→ About this task:
Lines below that hold the word "dogs" must be copied in full.
---------- Data shown
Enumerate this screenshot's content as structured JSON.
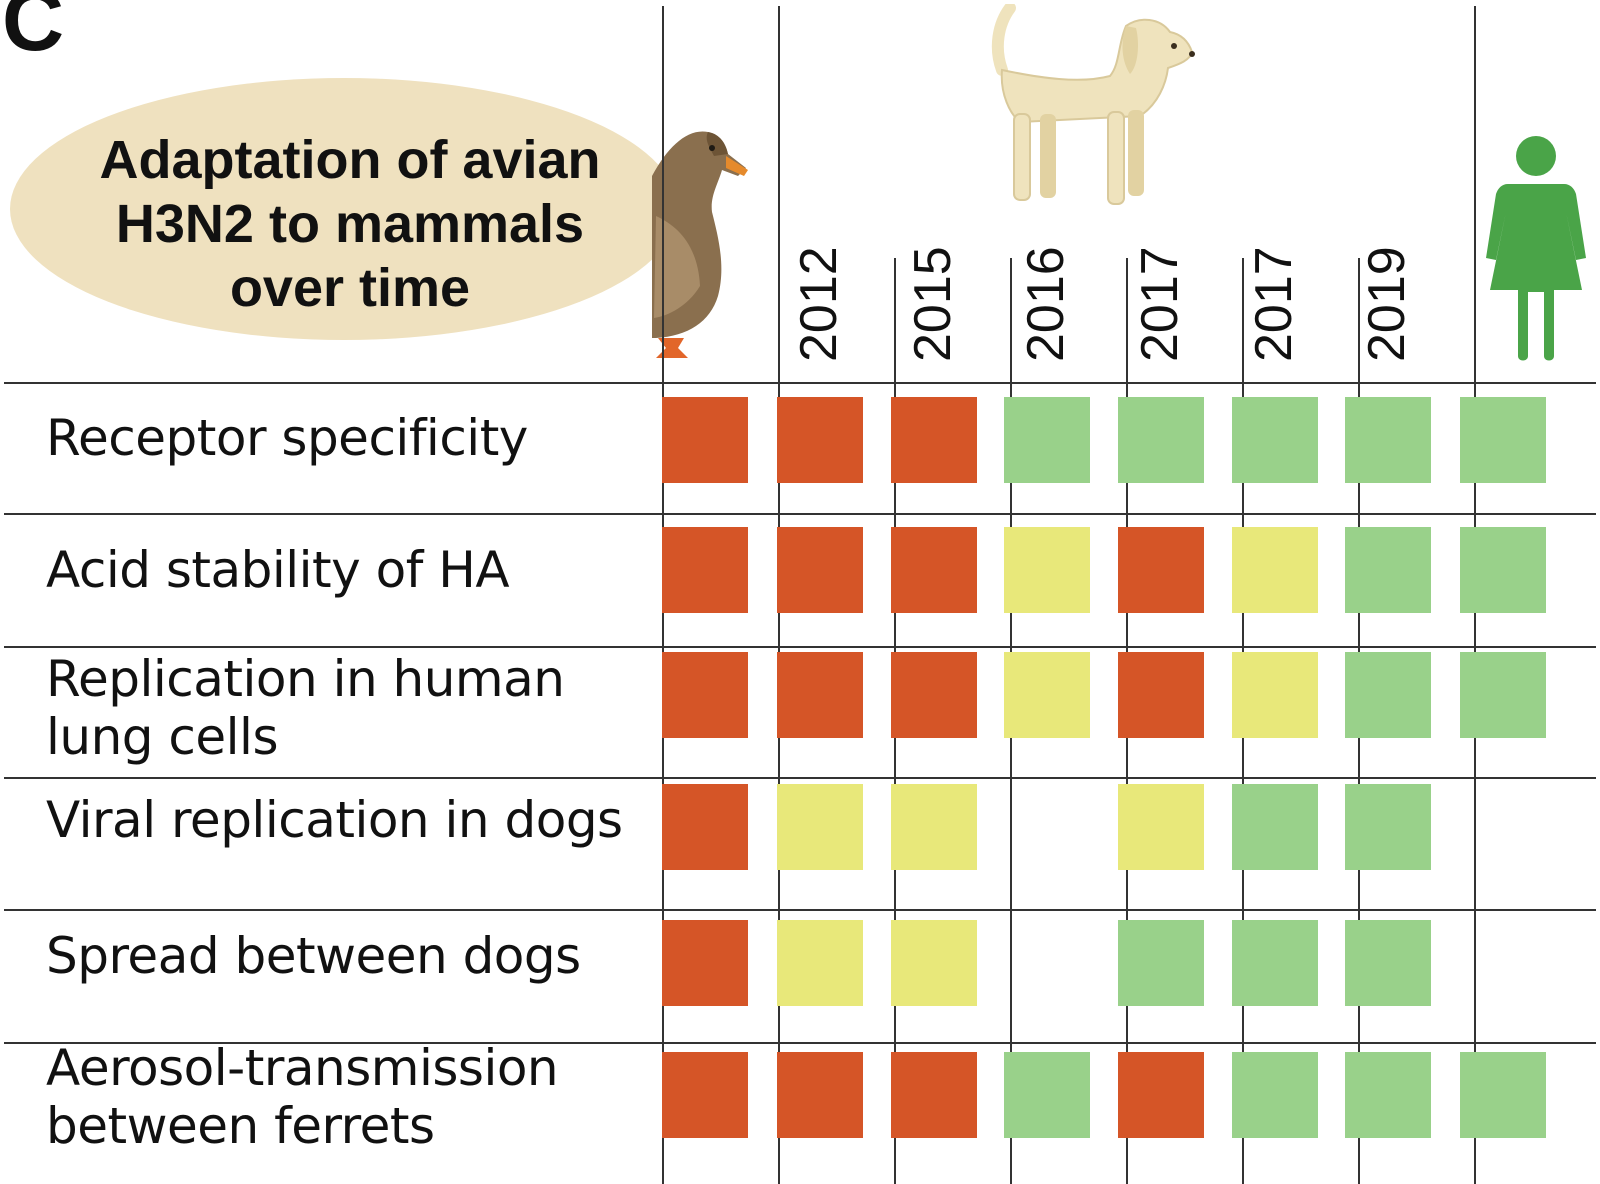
{
  "panel_letter": "C",
  "title_lines": [
    "Adaptation of avian",
    "H3N2 to mammals",
    "over time"
  ],
  "icons": {
    "duck": "duck-icon",
    "dog": "dog-icon",
    "human": "human-figure-icon"
  },
  "columns": [
    {
      "key": "avian",
      "label": "",
      "icon": "duck-icon"
    },
    {
      "key": "2012",
      "label": "2012"
    },
    {
      "key": "2015",
      "label": "2015"
    },
    {
      "key": "2016",
      "label": "2016"
    },
    {
      "key": "2017a",
      "label": "2017"
    },
    {
      "key": "2017b",
      "label": "2017"
    },
    {
      "key": "2019",
      "label": "2019"
    },
    {
      "key": "human",
      "label": "",
      "icon": "human-figure-icon"
    }
  ],
  "rows": [
    {
      "label_lines": [
        "Receptor specificity"
      ],
      "cells": [
        "red",
        "red",
        "red",
        "green",
        "green",
        "green",
        "green",
        "green"
      ]
    },
    {
      "label_lines": [
        "Acid stability of HA"
      ],
      "cells": [
        "red",
        "red",
        "red",
        "yellow",
        "red",
        "yellow",
        "green",
        "green"
      ]
    },
    {
      "label_lines": [
        "Replication in human",
        "lung cells"
      ],
      "cells": [
        "red",
        "red",
        "red",
        "yellow",
        "red",
        "yellow",
        "green",
        "green"
      ]
    },
    {
      "label_lines": [
        "Viral replication in dogs"
      ],
      "cells": [
        "red",
        "yellow",
        "yellow",
        "none",
        "yellow",
        "green",
        "green",
        "none"
      ]
    },
    {
      "label_lines": [
        "Spread between dogs"
      ],
      "cells": [
        "red",
        "yellow",
        "yellow",
        "none",
        "green",
        "green",
        "green",
        "none"
      ]
    },
    {
      "label_lines": [
        "Aerosol-transmission",
        "between ferrets"
      ],
      "cells": [
        "red",
        "red",
        "red",
        "green",
        "red",
        "green",
        "green",
        "green"
      ]
    }
  ],
  "colors": {
    "red": "#d55527",
    "yellow": "#e8e87a",
    "green": "#99d18a",
    "title_bg": "#efe1bf",
    "human_icon": "#4aa448",
    "grid": "#333333"
  }
}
--------------------
→ Answer below:
        "Viral replication in dogs"
        "Spread between dogs"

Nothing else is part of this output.